• _SET TASK_:
The entries below should be output exactly as written.

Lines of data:
• • • • •

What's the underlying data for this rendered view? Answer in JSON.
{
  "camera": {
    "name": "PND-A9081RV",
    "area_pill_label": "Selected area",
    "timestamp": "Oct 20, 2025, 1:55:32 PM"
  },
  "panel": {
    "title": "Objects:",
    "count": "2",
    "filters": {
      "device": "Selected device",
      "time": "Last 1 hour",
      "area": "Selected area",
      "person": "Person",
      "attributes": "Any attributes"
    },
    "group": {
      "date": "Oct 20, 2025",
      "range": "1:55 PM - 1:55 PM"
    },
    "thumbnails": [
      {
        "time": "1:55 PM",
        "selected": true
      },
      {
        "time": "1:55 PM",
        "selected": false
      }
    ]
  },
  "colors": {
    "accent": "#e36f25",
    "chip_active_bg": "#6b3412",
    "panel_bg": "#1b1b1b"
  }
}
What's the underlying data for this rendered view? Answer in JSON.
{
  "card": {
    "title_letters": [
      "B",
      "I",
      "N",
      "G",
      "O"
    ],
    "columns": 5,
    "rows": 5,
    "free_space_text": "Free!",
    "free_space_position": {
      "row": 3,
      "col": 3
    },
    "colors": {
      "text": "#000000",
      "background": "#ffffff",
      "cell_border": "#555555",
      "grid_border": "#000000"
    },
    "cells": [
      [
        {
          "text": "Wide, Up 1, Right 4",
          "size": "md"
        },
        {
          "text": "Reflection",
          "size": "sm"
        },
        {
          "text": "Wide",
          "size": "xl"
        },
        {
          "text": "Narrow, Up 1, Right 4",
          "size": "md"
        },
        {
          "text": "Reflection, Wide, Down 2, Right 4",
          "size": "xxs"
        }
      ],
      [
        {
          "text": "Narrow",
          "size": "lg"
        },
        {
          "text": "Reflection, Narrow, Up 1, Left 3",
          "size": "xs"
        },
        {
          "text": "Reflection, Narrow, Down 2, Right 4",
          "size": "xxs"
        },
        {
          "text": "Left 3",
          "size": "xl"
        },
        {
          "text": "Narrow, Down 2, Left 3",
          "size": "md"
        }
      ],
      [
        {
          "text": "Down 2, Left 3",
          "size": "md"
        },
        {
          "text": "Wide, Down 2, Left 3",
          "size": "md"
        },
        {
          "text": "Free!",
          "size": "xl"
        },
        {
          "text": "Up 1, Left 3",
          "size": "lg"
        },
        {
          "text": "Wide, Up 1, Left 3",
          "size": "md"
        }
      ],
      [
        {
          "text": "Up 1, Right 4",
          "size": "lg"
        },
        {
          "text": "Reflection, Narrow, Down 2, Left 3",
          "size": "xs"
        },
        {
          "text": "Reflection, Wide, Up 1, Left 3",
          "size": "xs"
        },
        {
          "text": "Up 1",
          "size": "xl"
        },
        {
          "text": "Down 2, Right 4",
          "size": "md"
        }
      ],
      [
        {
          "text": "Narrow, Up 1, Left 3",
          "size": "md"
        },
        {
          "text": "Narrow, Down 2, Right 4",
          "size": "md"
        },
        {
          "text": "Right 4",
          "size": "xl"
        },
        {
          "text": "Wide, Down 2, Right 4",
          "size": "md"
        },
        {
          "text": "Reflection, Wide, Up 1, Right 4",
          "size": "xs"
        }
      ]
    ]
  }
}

• • • • •

• _EXERCISE RESULT_:
What's the underlying data for this rendered view? Answer in JSON.
{
  "camera": {
    "name": "PND-A9081RV",
    "area_pill_label": "Selected area",
    "timestamp": "Oct 20, 2025, 1:55:32 PM"
  },
  "panel": {
    "title": "Objects:",
    "count": "2",
    "filters": {
      "device": "Selected device",
      "time": "Last 1 hour",
      "area": "Selected area",
      "person": "Person",
      "attributes": "Any attributes"
    },
    "group": {
      "date": "Oct 20, 2025",
      "range": "1:55 PM - 1:55 PM"
    },
    "thumbnails": [
      {
        "time": "1:55 PM",
        "selected": true
      },
      {
        "time": "1:55 PM",
        "selected": false
      }
    ]
  },
  "colors": {
    "accent": "#e36f25",
    "chip_active_bg": "#6b3412",
    "panel_bg": "#1b1b1b"
  }
}
What's the underlying data for this rendered view? Answer in JSON.
{
  "card": {
    "title_letters": [
      "B",
      "I",
      "N",
      "G",
      "O"
    ],
    "columns": 5,
    "rows": 5,
    "free_space_text": "Free!",
    "free_space_position": {
      "row": 3,
      "col": 3
    },
    "colors": {
      "text": "#000000",
      "background": "#ffffff",
      "cell_border": "#555555",
      "grid_border": "#000000"
    },
    "cells": [
      [
        {
          "text": "Wide, Up 1, Right 4",
          "size": "md"
        },
        {
          "text": "Reflection",
          "size": "sm"
        },
        {
          "text": "Wide",
          "size": "xl"
        },
        {
          "text": "Narrow, Up 1, Right 4",
          "size": "md"
        },
        {
          "text": "Reflection, Wide, Down 2, Right 4",
          "size": "xxs"
        }
      ],
      [
        {
          "text": "Narrow",
          "size": "lg"
        },
        {
          "text": "Reflection, Narrow, Up 1, Left 3",
          "size": "xs"
        },
        {
          "text": "Reflection, Narrow, Down 2, Right 4",
          "size": "xxs"
        },
        {
          "text": "Left 3",
          "size": "xl"
        },
        {
          "text": "Narrow, Down 2, Left 3",
          "size": "md"
        }
      ],
      [
        {
          "text": "Down 2, Left 3",
          "size": "md"
        },
        {
          "text": "Wide, Down 2, Left 3",
          "size": "md"
        },
        {
          "text": "Free!",
          "size": "xl"
        },
        {
          "text": "Up 1, Left 3",
          "size": "lg"
        },
        {
          "text": "Wide, Up 1, Left 3",
          "size": "md"
        }
      ],
      [
        {
          "text": "Up 1, Right 4",
          "size": "lg"
        },
        {
          "text": "Reflection, Narrow, Down 2, Left 3",
          "size": "xs"
        },
        {
          "text": "Reflection, Wide, Up 1, Left 3",
          "size": "xs"
        },
        {
          "text": "Up 1",
          "size": "xl"
        },
        {
          "text": "Down 2, Right 4",
          "size": "md"
        }
      ],
      [
        {
          "text": "Narrow, Up 1, Left 3",
          "size": "md"
        },
        {
          "text": "Narrow, Down 2, Right 4",
          "size": "md"
        },
        {
          "text": "Right 4",
          "size": "xl"
        },
        {
          "text": "Wide, Down 2, Right 4",
          "size": "md"
        },
        {
          "text": "Reflection, Wide, Up 1, Right 4",
          "size": "xs"
        }
      ]
    ]
  }
}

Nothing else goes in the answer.